··· Dataset ···
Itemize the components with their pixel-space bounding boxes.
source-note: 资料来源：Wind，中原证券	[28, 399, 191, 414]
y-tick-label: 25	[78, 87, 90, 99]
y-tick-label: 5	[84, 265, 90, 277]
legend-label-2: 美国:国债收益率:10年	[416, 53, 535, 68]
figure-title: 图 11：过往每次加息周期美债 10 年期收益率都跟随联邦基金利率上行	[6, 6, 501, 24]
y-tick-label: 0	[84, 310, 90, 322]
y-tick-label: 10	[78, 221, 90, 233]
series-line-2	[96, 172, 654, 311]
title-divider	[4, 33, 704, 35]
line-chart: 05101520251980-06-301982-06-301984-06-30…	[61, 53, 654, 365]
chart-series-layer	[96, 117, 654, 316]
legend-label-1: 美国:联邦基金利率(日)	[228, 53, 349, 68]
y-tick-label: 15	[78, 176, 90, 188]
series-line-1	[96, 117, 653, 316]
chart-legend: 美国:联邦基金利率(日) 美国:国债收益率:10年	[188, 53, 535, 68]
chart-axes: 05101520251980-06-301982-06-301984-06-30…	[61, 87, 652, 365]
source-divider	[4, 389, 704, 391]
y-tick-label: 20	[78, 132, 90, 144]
···
| Exercise description |
Copy out the listing above, line for line and character for character, with nothing changed.

| Written answer |
Itemize the components with their pixel-space bounding boxes.
source-note: 资料来源：Wind，中原证券	[28, 399, 191, 414]
y-tick-label: 25	[78, 87, 90, 99]
y-tick-label: 5	[84, 265, 90, 277]
legend-label-2: 美国:国债收益率:10年	[416, 53, 535, 68]
figure-title: 图 11：过往每次加息周期美债 10 年期收益率都跟随联邦基金利率上行	[6, 6, 501, 24]
y-tick-label: 0	[84, 310, 90, 322]
y-tick-label: 10	[78, 221, 90, 233]
series-line-2	[96, 172, 654, 311]
title-divider	[4, 33, 704, 35]
line-chart: 05101520251980-06-301982-06-301984-06-30…	[61, 53, 654, 365]
chart-series-layer	[96, 117, 654, 316]
legend-label-1: 美国:联邦基金利率(日)	[228, 53, 349, 68]
y-tick-label: 15	[78, 176, 90, 188]
series-line-1	[96, 117, 653, 316]
chart-legend: 美国:联邦基金利率(日) 美国:国债收益率:10年	[188, 53, 535, 68]
chart-axes: 05101520251980-06-301982-06-301984-06-30…	[61, 87, 652, 365]
source-divider	[4, 389, 704, 391]
y-tick-label: 20	[78, 132, 90, 144]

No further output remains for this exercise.